* _TASK TO COMPLETE_
Write the line that includes "Enumerate this screenshot's" and all subsequent lines, exactly as written, and nothing more.

Stored data entries:
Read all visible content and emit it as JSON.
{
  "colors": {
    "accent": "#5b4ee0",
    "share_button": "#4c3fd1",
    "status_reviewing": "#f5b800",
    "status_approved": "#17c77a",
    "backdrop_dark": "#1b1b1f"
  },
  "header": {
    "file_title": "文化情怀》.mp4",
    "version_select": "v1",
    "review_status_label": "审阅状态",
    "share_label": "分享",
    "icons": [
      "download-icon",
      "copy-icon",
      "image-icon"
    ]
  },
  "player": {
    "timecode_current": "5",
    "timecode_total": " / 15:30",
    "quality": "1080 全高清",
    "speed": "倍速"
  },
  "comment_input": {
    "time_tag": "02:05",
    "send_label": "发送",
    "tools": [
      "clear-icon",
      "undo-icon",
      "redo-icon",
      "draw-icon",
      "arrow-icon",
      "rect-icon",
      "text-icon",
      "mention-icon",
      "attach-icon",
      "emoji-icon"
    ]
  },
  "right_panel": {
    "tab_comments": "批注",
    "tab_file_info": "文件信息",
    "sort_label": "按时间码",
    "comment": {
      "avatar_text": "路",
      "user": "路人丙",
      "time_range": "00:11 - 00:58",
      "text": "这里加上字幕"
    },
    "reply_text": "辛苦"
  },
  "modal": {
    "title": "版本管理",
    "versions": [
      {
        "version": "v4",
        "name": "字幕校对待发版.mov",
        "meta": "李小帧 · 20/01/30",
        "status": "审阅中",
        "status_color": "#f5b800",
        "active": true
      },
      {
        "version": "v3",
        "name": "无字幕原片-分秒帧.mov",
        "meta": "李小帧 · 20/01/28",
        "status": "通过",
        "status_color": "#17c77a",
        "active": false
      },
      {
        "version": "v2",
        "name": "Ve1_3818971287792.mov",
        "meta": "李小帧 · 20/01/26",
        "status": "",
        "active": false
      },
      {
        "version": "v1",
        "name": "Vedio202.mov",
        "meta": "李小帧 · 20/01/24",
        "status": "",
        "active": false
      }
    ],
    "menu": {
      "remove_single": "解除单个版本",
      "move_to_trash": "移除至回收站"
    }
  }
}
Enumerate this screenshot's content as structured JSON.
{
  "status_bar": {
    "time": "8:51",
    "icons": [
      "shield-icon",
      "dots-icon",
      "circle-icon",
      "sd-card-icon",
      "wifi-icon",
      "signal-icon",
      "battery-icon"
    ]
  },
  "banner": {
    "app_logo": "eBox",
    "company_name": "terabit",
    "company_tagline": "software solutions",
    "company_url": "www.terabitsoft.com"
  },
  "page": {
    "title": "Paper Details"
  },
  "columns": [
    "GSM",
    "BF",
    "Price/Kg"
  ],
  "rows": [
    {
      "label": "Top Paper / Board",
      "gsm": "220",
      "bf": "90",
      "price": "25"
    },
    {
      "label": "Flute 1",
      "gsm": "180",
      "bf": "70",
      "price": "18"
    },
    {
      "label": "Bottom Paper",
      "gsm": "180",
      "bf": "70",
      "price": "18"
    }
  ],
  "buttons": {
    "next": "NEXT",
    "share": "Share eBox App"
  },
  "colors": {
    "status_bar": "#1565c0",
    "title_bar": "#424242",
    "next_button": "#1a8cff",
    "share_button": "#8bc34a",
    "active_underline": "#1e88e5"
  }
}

* _ANSWER BELOW_
Enumerate this screenshot's content as structured JSON.
{
  "status_bar": {
    "time": "8:51",
    "icons": [
      "shield-icon",
      "dots-icon",
      "circle-icon",
      "sd-card-icon",
      "wifi-icon",
      "signal-icon",
      "battery-icon"
    ]
  },
  "banner": {
    "app_logo": "eBox",
    "company_name": "terabit",
    "company_tagline": "software solutions",
    "company_url": "www.terabitsoft.com"
  },
  "page": {
    "title": "Paper Details"
  },
  "columns": [
    "GSM",
    "BF",
    "Price/Kg"
  ],
  "rows": [
    {
      "label": "Top Paper / Board",
      "gsm": "220",
      "bf": "90",
      "price": "25"
    },
    {
      "label": "Flute 1",
      "gsm": "180",
      "bf": "70",
      "price": "18"
    },
    {
      "label": "Bottom Paper",
      "gsm": "180",
      "bf": "70",
      "price": "18"
    }
  ],
  "buttons": {
    "next": "NEXT",
    "share": "Share eBox App"
  },
  "colors": {
    "status_bar": "#1565c0",
    "title_bar": "#424242",
    "next_button": "#1a8cff",
    "share_button": "#8bc34a",
    "active_underline": "#1e88e5"
  }
}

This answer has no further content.